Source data
* * * * *

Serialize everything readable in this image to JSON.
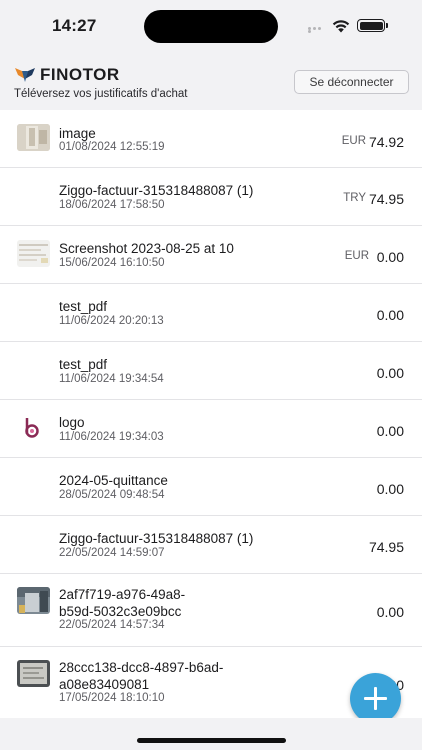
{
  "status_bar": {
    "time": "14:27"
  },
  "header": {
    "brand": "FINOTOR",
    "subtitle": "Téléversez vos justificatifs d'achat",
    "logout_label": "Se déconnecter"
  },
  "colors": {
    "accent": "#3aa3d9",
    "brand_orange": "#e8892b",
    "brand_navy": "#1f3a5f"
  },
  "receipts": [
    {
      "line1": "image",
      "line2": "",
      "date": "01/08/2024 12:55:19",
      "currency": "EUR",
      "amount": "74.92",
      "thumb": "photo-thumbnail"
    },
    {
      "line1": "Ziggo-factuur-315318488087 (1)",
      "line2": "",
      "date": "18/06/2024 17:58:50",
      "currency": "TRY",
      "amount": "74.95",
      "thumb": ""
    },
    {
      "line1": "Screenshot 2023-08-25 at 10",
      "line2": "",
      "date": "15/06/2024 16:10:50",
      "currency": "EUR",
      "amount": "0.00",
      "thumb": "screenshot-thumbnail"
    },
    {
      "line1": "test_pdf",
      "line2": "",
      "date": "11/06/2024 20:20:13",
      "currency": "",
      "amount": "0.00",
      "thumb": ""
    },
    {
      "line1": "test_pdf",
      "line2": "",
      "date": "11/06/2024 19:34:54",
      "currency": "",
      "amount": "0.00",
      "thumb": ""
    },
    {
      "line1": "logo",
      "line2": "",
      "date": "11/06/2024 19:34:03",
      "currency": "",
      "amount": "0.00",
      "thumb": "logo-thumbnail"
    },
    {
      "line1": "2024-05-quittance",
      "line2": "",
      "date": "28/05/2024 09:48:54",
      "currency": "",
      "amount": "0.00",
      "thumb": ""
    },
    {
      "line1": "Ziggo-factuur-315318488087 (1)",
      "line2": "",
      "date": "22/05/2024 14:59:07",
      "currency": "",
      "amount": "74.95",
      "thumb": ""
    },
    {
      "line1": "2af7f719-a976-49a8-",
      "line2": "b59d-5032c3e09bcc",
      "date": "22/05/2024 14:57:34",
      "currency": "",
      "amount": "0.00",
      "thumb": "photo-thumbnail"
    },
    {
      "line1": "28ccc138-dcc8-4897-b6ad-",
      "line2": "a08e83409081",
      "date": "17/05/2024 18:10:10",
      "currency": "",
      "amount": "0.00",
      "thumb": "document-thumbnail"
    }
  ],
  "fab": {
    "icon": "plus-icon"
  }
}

* * * * *

- **The request**:
Copy each line above precisely, dropping the pictures.

- **Exercise result**:
Serialize everything readable in this image to JSON.
{
  "status_bar": {
    "time": "14:27"
  },
  "header": {
    "brand": "FINOTOR",
    "subtitle": "Téléversez vos justificatifs d'achat",
    "logout_label": "Se déconnecter"
  },
  "colors": {
    "accent": "#3aa3d9",
    "brand_orange": "#e8892b",
    "brand_navy": "#1f3a5f"
  },
  "receipts": [
    {
      "line1": "image",
      "line2": "",
      "date": "01/08/2024 12:55:19",
      "currency": "EUR",
      "amount": "74.92",
      "thumb": "photo-thumbnail"
    },
    {
      "line1": "Ziggo-factuur-315318488087 (1)",
      "line2": "",
      "date": "18/06/2024 17:58:50",
      "currency": "TRY",
      "amount": "74.95",
      "thumb": ""
    },
    {
      "line1": "Screenshot 2023-08-25 at 10",
      "line2": "",
      "date": "15/06/2024 16:10:50",
      "currency": "EUR",
      "amount": "0.00",
      "thumb": "screenshot-thumbnail"
    },
    {
      "line1": "test_pdf",
      "line2": "",
      "date": "11/06/2024 20:20:13",
      "currency": "",
      "amount": "0.00",
      "thumb": ""
    },
    {
      "line1": "test_pdf",
      "line2": "",
      "date": "11/06/2024 19:34:54",
      "currency": "",
      "amount": "0.00",
      "thumb": ""
    },
    {
      "line1": "logo",
      "line2": "",
      "date": "11/06/2024 19:34:03",
      "currency": "",
      "amount": "0.00",
      "thumb": "logo-thumbnail"
    },
    {
      "line1": "2024-05-quittance",
      "line2": "",
      "date": "28/05/2024 09:48:54",
      "currency": "",
      "amount": "0.00",
      "thumb": ""
    },
    {
      "line1": "Ziggo-factuur-315318488087 (1)",
      "line2": "",
      "date": "22/05/2024 14:59:07",
      "currency": "",
      "amount": "74.95",
      "thumb": ""
    },
    {
      "line1": "2af7f719-a976-49a8-",
      "line2": "b59d-5032c3e09bcc",
      "date": "22/05/2024 14:57:34",
      "currency": "",
      "amount": "0.00",
      "thumb": "photo-thumbnail"
    },
    {
      "line1": "28ccc138-dcc8-4897-b6ad-",
      "line2": "a08e83409081",
      "date": "17/05/2024 18:10:10",
      "currency": "",
      "amount": "0.00",
      "thumb": "document-thumbnail"
    }
  ],
  "fab": {
    "icon": "plus-icon"
  }
}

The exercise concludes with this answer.